Problem: Repeat every line exactly, keeping the pictures out of the copy.

##########

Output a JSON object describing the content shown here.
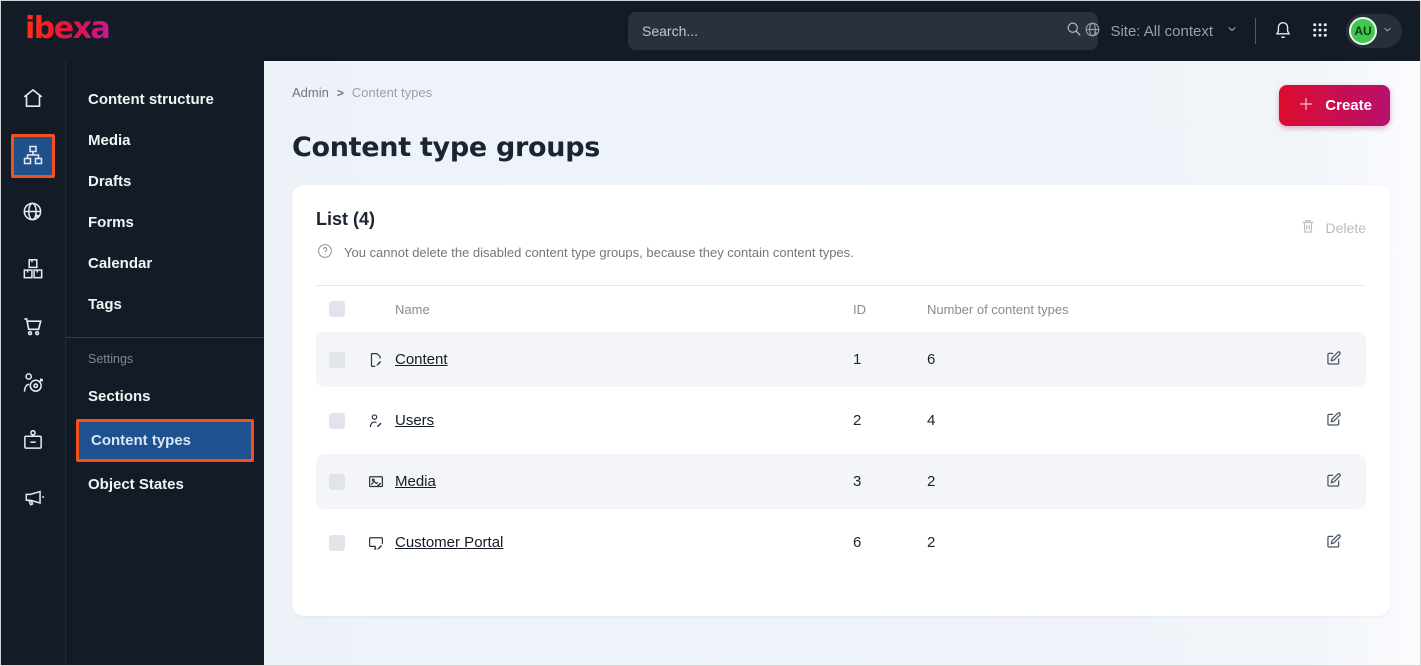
{
  "topbar": {
    "logo": "ibexa",
    "search_placeholder": "Search...",
    "site_label": "Site: All context",
    "avatar_initials": "AU",
    "icons": [
      "search-icon",
      "site-globe-icon",
      "chevron-down-icon",
      "bell-icon",
      "app-grid-icon"
    ]
  },
  "rail": {
    "active_index": 1,
    "icons": [
      "home-icon",
      "sitemap-icon",
      "web-globe-icon",
      "packages-icon",
      "cart-icon",
      "personalization-icon",
      "badge-icon",
      "megaphone-icon"
    ]
  },
  "sidebar": {
    "items": [
      {
        "label": "Content structure"
      },
      {
        "label": "Media"
      },
      {
        "label": "Drafts"
      },
      {
        "label": "Forms"
      },
      {
        "label": "Calendar"
      },
      {
        "label": "Tags"
      }
    ],
    "section_label": "Settings",
    "settings_items": [
      {
        "label": "Sections",
        "active": false
      },
      {
        "label": "Content types",
        "active": true
      },
      {
        "label": "Object States",
        "active": false
      }
    ]
  },
  "breadcrumb": {
    "root": "Admin",
    "separator": ">",
    "current": "Content types"
  },
  "page": {
    "title": "Content type groups"
  },
  "actions": {
    "create_label": "Create",
    "delete_label": "Delete"
  },
  "list": {
    "title": "List (4)",
    "help_text": "You cannot delete the disabled content type groups, because they contain content types."
  },
  "table": {
    "headers": {
      "name": "Name",
      "id": "ID",
      "count": "Number of content types"
    },
    "rows": [
      {
        "icon": "content-file-icon",
        "name": "Content",
        "id": "1",
        "count": "6"
      },
      {
        "icon": "user-icon",
        "name": "Users",
        "id": "2",
        "count": "4"
      },
      {
        "icon": "image-icon",
        "name": "Media",
        "id": "3",
        "count": "2"
      },
      {
        "icon": "monitor-icon",
        "name": "Customer Portal",
        "id": "6",
        "count": "2"
      }
    ]
  },
  "colors": {
    "topbar_bg": "#131c26",
    "highlight_orange": "#f4501e",
    "selected_blue": "#1f5191",
    "create_gradient_start": "#dc0c2d",
    "create_gradient_end": "#b8106e",
    "avatar_green": "#41c74d",
    "main_bg": "#eff3f9"
  }
}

##########

Solution to the exercise:
Output a JSON object describing the content shown here.
{
  "topbar": {
    "logo": "ibexa",
    "search_placeholder": "Search...",
    "site_label": "Site: All context",
    "avatar_initials": "AU",
    "icons": [
      "search-icon",
      "site-globe-icon",
      "chevron-down-icon",
      "bell-icon",
      "app-grid-icon"
    ]
  },
  "rail": {
    "active_index": 1,
    "icons": [
      "home-icon",
      "sitemap-icon",
      "web-globe-icon",
      "packages-icon",
      "cart-icon",
      "personalization-icon",
      "badge-icon",
      "megaphone-icon"
    ]
  },
  "sidebar": {
    "items": [
      {
        "label": "Content structure"
      },
      {
        "label": "Media"
      },
      {
        "label": "Drafts"
      },
      {
        "label": "Forms"
      },
      {
        "label": "Calendar"
      },
      {
        "label": "Tags"
      }
    ],
    "section_label": "Settings",
    "settings_items": [
      {
        "label": "Sections",
        "active": false
      },
      {
        "label": "Content types",
        "active": true
      },
      {
        "label": "Object States",
        "active": false
      }
    ]
  },
  "breadcrumb": {
    "root": "Admin",
    "separator": ">",
    "current": "Content types"
  },
  "page": {
    "title": "Content type groups"
  },
  "actions": {
    "create_label": "Create",
    "delete_label": "Delete"
  },
  "list": {
    "title": "List (4)",
    "help_text": "You cannot delete the disabled content type groups, because they contain content types."
  },
  "table": {
    "headers": {
      "name": "Name",
      "id": "ID",
      "count": "Number of content types"
    },
    "rows": [
      {
        "icon": "content-file-icon",
        "name": "Content",
        "id": "1",
        "count": "6"
      },
      {
        "icon": "user-icon",
        "name": "Users",
        "id": "2",
        "count": "4"
      },
      {
        "icon": "image-icon",
        "name": "Media",
        "id": "3",
        "count": "2"
      },
      {
        "icon": "monitor-icon",
        "name": "Customer Portal",
        "id": "6",
        "count": "2"
      }
    ]
  },
  "colors": {
    "topbar_bg": "#131c26",
    "highlight_orange": "#f4501e",
    "selected_blue": "#1f5191",
    "create_gradient_start": "#dc0c2d",
    "create_gradient_end": "#b8106e",
    "avatar_green": "#41c74d",
    "main_bg": "#eff3f9"
  }
}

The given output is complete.